>> Begin Available records

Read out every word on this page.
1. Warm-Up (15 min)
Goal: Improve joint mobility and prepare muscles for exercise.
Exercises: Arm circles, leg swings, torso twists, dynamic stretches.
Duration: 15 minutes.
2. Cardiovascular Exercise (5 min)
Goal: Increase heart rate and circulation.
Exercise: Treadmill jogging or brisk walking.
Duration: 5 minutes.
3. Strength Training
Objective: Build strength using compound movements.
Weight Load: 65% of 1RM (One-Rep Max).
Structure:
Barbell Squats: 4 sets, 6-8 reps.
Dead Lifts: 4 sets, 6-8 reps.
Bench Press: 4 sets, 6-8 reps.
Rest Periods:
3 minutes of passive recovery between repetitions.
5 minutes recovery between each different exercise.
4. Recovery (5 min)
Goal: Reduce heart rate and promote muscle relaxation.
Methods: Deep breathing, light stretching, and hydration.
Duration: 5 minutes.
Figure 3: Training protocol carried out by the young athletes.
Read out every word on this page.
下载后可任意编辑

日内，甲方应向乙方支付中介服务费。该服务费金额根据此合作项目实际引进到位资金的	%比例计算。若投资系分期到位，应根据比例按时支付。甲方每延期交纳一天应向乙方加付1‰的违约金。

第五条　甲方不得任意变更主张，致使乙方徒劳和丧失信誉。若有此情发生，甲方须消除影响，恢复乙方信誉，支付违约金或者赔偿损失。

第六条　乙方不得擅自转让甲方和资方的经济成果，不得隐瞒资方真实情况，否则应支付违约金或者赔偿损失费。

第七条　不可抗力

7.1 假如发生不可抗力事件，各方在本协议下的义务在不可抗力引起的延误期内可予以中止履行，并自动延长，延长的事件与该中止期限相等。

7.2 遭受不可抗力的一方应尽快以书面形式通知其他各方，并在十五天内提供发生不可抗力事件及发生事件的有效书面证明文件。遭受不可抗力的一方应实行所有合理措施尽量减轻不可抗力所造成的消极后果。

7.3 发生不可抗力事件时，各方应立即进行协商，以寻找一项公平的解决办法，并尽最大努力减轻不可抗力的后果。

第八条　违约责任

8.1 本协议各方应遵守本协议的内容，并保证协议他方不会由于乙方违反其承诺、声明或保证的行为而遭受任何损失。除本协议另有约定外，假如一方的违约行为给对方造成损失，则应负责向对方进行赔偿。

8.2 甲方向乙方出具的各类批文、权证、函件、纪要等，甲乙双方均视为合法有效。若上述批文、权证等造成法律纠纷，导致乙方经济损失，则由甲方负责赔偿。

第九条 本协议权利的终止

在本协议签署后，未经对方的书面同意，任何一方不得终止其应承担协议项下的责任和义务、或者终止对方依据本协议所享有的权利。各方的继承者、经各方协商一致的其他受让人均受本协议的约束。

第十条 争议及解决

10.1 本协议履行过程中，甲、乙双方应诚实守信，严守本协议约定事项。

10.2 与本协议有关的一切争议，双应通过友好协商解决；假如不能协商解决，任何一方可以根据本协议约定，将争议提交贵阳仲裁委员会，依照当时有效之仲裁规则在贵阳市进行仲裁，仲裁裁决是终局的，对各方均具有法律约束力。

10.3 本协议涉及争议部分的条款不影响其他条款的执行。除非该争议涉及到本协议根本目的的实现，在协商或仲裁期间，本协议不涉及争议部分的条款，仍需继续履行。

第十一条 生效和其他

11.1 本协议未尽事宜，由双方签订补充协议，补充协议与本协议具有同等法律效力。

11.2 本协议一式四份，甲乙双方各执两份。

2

>> End Available records

*Task*. All of the entries must be written out exactly as they stand.

*Solution to the problem*.
Read out every word on this page.
1. Warm-Up (15 min)
Goal: Improve joint mobility and prepare muscles for exercise.
Exercises: Arm circles, leg swings, torso twists, dynamic stretches.
Duration: 15 minutes.
2. Cardiovascular Exercise (5 min)
Goal: Increase heart rate and circulation.
Exercise: Treadmill jogging or brisk walking.
Duration: 5 minutes.
3. Strength Training
Objective: Build strength using compound movements.
Weight Load: 65% of 1RM (One-Rep Max).
Structure:
Barbell Squats: 4 sets, 6-8 reps.
Dead Lifts: 4 sets, 6-8 reps.
Bench Press: 4 sets, 6-8 reps.
Rest Periods:
3 minutes of passive recovery between repetitions.
5 minutes recovery between each different exercise.
4. Recovery (5 min)
Goal: Reduce heart rate and promote muscle relaxation.
Methods: Deep breathing, light stretching, and hydration.
Duration: 5 minutes.
Figure 3: Training protocol carried out by the young athletes.
Read out every word on this page.
下载后可任意编辑

日内，甲方应向乙方支付中介服务费。该服务费金额根据此合作项目实际引进到位资金的	%比例计算。若投资系分期到位，应根据比例按时支付。甲方每延期交纳一天应向乙方加付1‰的违约金。

第五条　甲方不得任意变更主张，致使乙方徒劳和丧失信誉。若有此情发生，甲方须消除影响，恢复乙方信誉，支付违约金或者赔偿损失。

第六条　乙方不得擅自转让甲方和资方的经济成果，不得隐瞒资方真实情况，否则应支付违约金或者赔偿损失费。

第七条　不可抗力

7.1 假如发生不可抗力事件，各方在本协议下的义务在不可抗力引起的延误期内可予以中止履行，并自动延长，延长的事件与该中止期限相等。

7.2 遭受不可抗力的一方应尽快以书面形式通知其他各方，并在十五天内提供发生不可抗力事件及发生事件的有效书面证明文件。遭受不可抗力的一方应实行所有合理措施尽量减轻不可抗力所造成的消极后果。

7.3 发生不可抗力事件时，各方应立即进行协商，以寻找一项公平的解决办法，并尽最大努力减轻不可抗力的后果。

第八条　违约责任

8.1 本协议各方应遵守本协议的内容，并保证协议他方不会由于乙方违反其承诺、声明或保证的行为而遭受任何损失。除本协议另有约定外，假如一方的违约行为给对方造成损失，则应负责向对方进行赔偿。

8.2 甲方向乙方出具的各类批文、权证、函件、纪要等，甲乙双方均视为合法有效。若上述批文、权证等造成法律纠纷，导致乙方经济损失，则由甲方负责赔偿。

第九条 本协议权利的终止

在本协议签署后，未经对方的书面同意，任何一方不得终止其应承担协议项下的责任和义务、或者终止对方依据本协议所享有的权利。各方的继承者、经各方协商一致的其他受让人均受本协议的约束。

第十条 争议及解决

10.1 本协议履行过程中，甲、乙双方应诚实守信，严守本协议约定事项。

10.2 与本协议有关的一切争议，双应通过友好协商解决；假如不能协商解决，任何一方可以根据本协议约定，将争议提交贵阳仲裁委员会，依照当时有效之仲裁规则在贵阳市进行仲裁，仲裁裁决是终局的，对各方均具有法律约束力。

10.3 本协议涉及争议部分的条款不影响其他条款的执行。除非该争议涉及到本协议根本目的的实现，在协商或仲裁期间，本协议不涉及争议部分的条款，仍需继续履行。

第十一条 生效和其他

11.1 本协议未尽事宜，由双方签订补充协议，补充协议与本协议具有同等法律效力。

11.2 本协议一式四份，甲乙双方各执两份。

2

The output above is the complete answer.